> [Objective]: Make an exact copy of the records, with the images left out.

> [Data in this exercise]:
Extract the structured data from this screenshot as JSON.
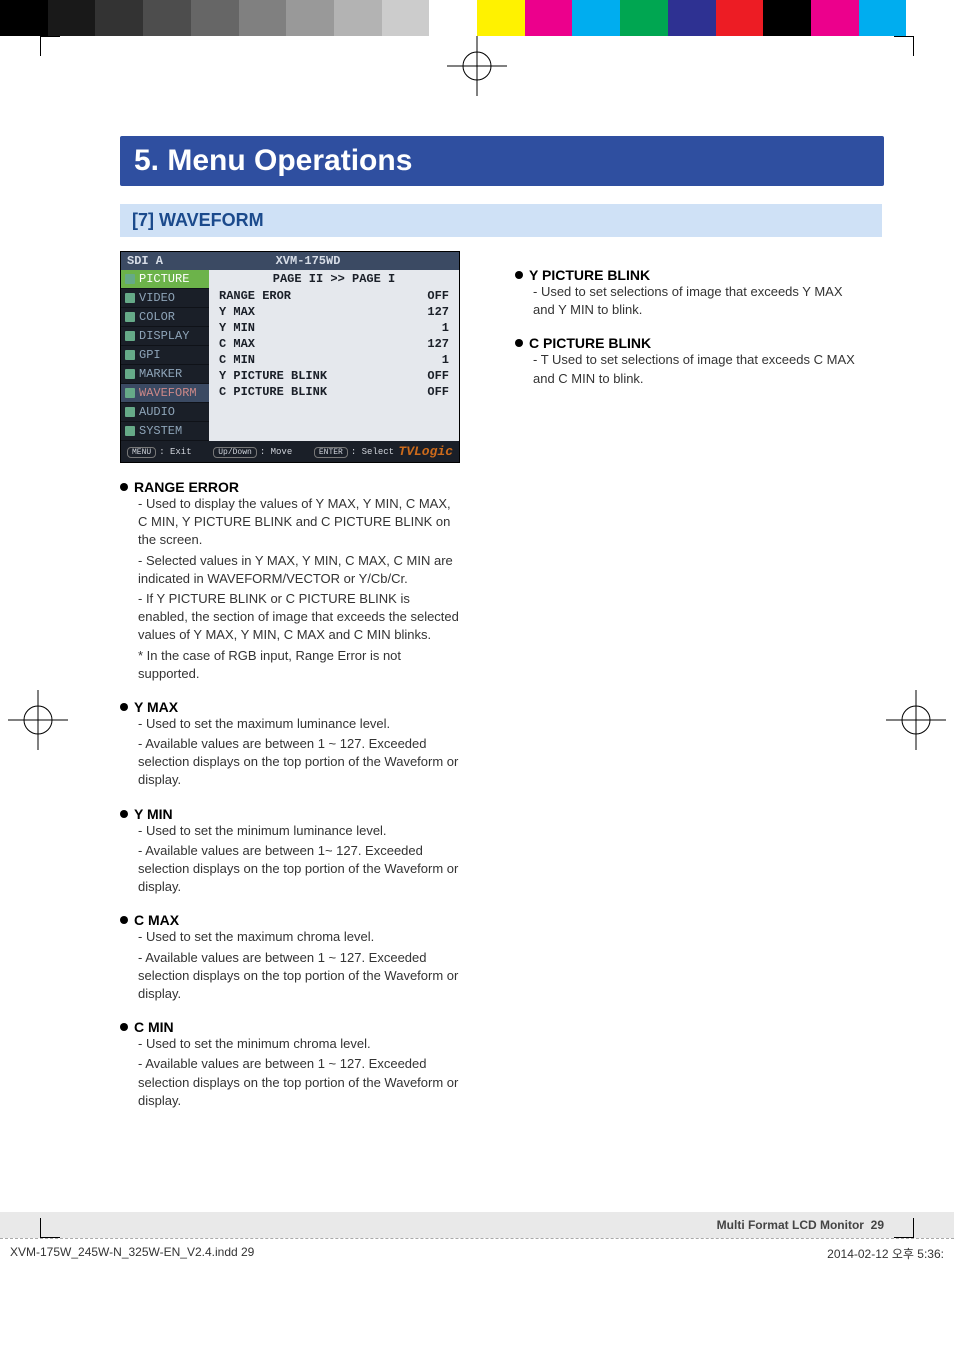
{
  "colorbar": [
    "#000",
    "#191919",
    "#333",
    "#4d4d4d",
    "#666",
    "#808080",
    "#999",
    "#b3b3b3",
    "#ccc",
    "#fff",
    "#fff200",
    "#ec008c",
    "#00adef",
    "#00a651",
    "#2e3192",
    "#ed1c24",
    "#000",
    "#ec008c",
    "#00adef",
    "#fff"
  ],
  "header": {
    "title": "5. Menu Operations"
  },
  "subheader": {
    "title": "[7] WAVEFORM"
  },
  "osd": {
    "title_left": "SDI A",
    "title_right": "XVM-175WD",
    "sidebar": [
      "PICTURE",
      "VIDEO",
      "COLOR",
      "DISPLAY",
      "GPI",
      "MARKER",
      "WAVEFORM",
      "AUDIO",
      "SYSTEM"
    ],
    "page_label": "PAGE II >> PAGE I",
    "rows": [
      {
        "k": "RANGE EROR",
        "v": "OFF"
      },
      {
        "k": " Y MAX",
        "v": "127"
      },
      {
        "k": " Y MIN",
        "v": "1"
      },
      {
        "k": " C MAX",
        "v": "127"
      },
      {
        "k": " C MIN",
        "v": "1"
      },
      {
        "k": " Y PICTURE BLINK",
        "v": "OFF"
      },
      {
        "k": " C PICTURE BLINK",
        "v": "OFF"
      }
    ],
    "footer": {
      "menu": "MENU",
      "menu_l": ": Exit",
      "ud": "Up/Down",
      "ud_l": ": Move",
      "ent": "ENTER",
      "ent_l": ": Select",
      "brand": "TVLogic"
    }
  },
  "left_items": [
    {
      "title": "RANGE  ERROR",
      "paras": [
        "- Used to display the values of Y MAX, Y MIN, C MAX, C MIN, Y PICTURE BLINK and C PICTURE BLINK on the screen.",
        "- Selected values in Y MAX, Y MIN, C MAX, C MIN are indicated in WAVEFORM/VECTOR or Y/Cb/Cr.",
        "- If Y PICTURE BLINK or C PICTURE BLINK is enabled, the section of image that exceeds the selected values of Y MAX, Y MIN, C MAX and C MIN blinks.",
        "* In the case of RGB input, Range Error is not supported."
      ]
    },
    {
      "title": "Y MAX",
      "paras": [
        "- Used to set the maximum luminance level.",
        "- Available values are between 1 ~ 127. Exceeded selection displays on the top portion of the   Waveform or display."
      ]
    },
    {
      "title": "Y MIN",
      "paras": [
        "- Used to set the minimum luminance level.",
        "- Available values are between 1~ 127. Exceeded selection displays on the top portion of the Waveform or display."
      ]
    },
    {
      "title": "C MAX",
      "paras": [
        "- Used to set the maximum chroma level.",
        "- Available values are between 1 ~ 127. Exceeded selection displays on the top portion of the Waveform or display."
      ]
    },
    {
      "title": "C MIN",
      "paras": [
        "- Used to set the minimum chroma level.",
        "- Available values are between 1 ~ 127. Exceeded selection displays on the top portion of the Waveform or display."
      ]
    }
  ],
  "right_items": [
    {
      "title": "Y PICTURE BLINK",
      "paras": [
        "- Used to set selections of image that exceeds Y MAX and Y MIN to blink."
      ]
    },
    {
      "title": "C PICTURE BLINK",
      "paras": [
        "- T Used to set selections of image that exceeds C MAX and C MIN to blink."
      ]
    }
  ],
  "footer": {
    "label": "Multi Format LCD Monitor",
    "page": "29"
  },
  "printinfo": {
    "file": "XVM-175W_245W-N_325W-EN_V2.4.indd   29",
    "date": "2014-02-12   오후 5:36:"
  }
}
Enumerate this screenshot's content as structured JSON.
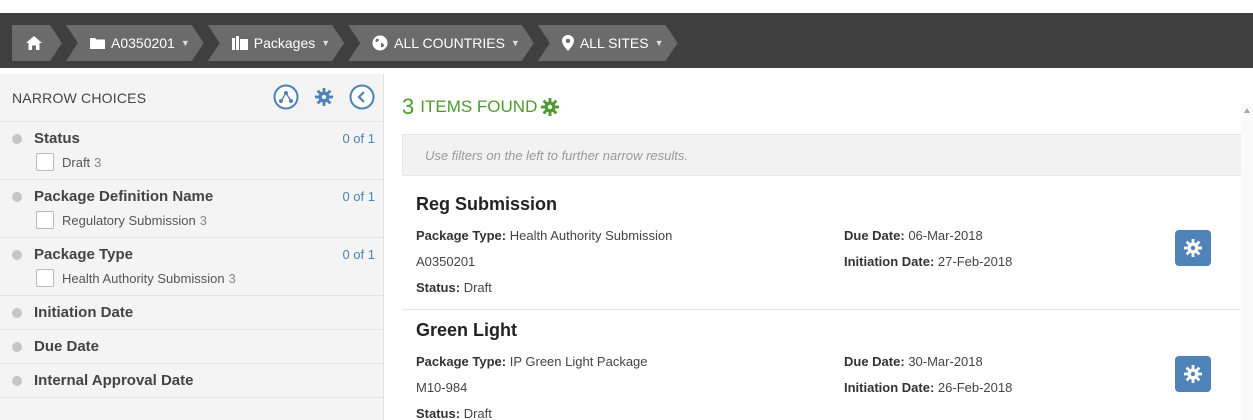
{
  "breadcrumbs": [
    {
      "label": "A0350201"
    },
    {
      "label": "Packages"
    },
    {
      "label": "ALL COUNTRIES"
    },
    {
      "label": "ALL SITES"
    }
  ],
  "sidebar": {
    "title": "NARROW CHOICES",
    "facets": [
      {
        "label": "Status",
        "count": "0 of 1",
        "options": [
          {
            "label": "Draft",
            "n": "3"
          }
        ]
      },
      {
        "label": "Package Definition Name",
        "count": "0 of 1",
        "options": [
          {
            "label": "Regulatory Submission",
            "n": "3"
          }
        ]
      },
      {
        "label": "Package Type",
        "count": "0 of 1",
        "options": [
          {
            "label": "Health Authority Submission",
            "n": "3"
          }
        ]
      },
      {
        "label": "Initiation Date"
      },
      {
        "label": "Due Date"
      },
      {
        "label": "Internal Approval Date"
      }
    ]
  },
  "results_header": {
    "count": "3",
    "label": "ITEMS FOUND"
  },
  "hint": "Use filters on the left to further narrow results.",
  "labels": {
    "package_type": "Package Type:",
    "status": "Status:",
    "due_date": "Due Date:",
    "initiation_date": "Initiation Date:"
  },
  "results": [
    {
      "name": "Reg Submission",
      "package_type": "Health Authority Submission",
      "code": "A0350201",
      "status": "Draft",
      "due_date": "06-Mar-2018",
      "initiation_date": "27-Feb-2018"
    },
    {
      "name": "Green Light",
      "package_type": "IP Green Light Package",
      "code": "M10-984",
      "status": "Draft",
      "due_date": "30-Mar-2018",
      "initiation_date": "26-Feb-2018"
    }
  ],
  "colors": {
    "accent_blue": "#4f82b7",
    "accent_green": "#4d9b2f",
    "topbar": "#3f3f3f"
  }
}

> [Result below]:
Extract the structured data from this screenshot as JSON.
{
  "colorbar": [
    "#000",
    "#191919",
    "#333",
    "#4d4d4d",
    "#666",
    "#808080",
    "#999",
    "#b3b3b3",
    "#ccc",
    "#fff",
    "#fff200",
    "#ec008c",
    "#00adef",
    "#00a651",
    "#2e3192",
    "#ed1c24",
    "#000",
    "#ec008c",
    "#00adef",
    "#fff"
  ],
  "header": {
    "title": "5. Menu Operations"
  },
  "subheader": {
    "title": "[7] WAVEFORM"
  },
  "osd": {
    "title_left": "SDI A",
    "title_right": "XVM-175WD",
    "sidebar": [
      "PICTURE",
      "VIDEO",
      "COLOR",
      "DISPLAY",
      "GPI",
      "MARKER",
      "WAVEFORM",
      "AUDIO",
      "SYSTEM"
    ],
    "page_label": "PAGE II >> PAGE I",
    "rows": [
      {
        "k": "RANGE EROR",
        "v": "OFF"
      },
      {
        "k": " Y MAX",
        "v": "127"
      },
      {
        "k": " Y MIN",
        "v": "1"
      },
      {
        "k": " C MAX",
        "v": "127"
      },
      {
        "k": " C MIN",
        "v": "1"
      },
      {
        "k": " Y PICTURE BLINK",
        "v": "OFF"
      },
      {
        "k": " C PICTURE BLINK",
        "v": "OFF"
      }
    ],
    "footer": {
      "menu": "MENU",
      "menu_l": ": Exit",
      "ud": "Up/Down",
      "ud_l": ": Move",
      "ent": "ENTER",
      "ent_l": ": Select",
      "brand": "TVLogic"
    }
  },
  "left_items": [
    {
      "title": "RANGE  ERROR",
      "paras": [
        "- Used to display the values of Y MAX, Y MIN, C MAX, C MIN, Y PICTURE BLINK and C PICTURE BLINK on the screen.",
        "- Selected values in Y MAX, Y MIN, C MAX, C MIN are indicated in WAVEFORM/VECTOR or Y/Cb/Cr.",
        "- If Y PICTURE BLINK or C PICTURE BLINK is enabled, the section of image that exceeds the selected values of Y MAX, Y MIN, C MAX and C MIN blinks.",
        "* In the case of RGB input, Range Error is not supported."
      ]
    },
    {
      "title": "Y MAX",
      "paras": [
        "- Used to set the maximum luminance level.",
        "- Available values are between 1 ~ 127. Exceeded selection displays on the top portion of the   Waveform or display."
      ]
    },
    {
      "title": "Y MIN",
      "paras": [
        "- Used to set the minimum luminance level.",
        "- Available values are between 1~ 127. Exceeded selection displays on the top portion of the Waveform or display."
      ]
    },
    {
      "title": "C MAX",
      "paras": [
        "- Used to set the maximum chroma level.",
        "- Available values are between 1 ~ 127. Exceeded selection displays on the top portion of the Waveform or display."
      ]
    },
    {
      "title": "C MIN",
      "paras": [
        "- Used to set the minimum chroma level.",
        "- Available values are between 1 ~ 127. Exceeded selection displays on the top portion of the Waveform or display."
      ]
    }
  ],
  "right_items": [
    {
      "title": "Y PICTURE BLINK",
      "paras": [
        "- Used to set selections of image that exceeds Y MAX and Y MIN to blink."
      ]
    },
    {
      "title": "C PICTURE BLINK",
      "paras": [
        "- T Used to set selections of image that exceeds C MAX and C MIN to blink."
      ]
    }
  ],
  "footer": {
    "label": "Multi Format LCD Monitor",
    "page": "29"
  },
  "printinfo": {
    "file": "XVM-175W_245W-N_325W-EN_V2.4.indd   29",
    "date": "2014-02-12   오후 5:36:"
  }
}
Enumerate this screenshot's content as structured JSON.
{
  "breadcrumbs": [
    {
      "label": "A0350201"
    },
    {
      "label": "Packages"
    },
    {
      "label": "ALL COUNTRIES"
    },
    {
      "label": "ALL SITES"
    }
  ],
  "sidebar": {
    "title": "NARROW CHOICES",
    "facets": [
      {
        "label": "Status",
        "count": "0 of 1",
        "options": [
          {
            "label": "Draft",
            "n": "3"
          }
        ]
      },
      {
        "label": "Package Definition Name",
        "count": "0 of 1",
        "options": [
          {
            "label": "Regulatory Submission",
            "n": "3"
          }
        ]
      },
      {
        "label": "Package Type",
        "count": "0 of 1",
        "options": [
          {
            "label": "Health Authority Submission",
            "n": "3"
          }
        ]
      },
      {
        "label": "Initiation Date"
      },
      {
        "label": "Due Date"
      },
      {
        "label": "Internal Approval Date"
      }
    ]
  },
  "results_header": {
    "count": "3",
    "label": "ITEMS FOUND"
  },
  "hint": "Use filters on the left to further narrow results.",
  "labels": {
    "package_type": "Package Type:",
    "status": "Status:",
    "due_date": "Due Date:",
    "initiation_date": "Initiation Date:"
  },
  "results": [
    {
      "name": "Reg Submission",
      "package_type": "Health Authority Submission",
      "code": "A0350201",
      "status": "Draft",
      "due_date": "06-Mar-2018",
      "initiation_date": "27-Feb-2018"
    },
    {
      "name": "Green Light",
      "package_type": "IP Green Light Package",
      "code": "M10-984",
      "status": "Draft",
      "due_date": "30-Mar-2018",
      "initiation_date": "26-Feb-2018"
    }
  ],
  "colors": {
    "accent_blue": "#4f82b7",
    "accent_green": "#4d9b2f",
    "topbar": "#3f3f3f"
  }
}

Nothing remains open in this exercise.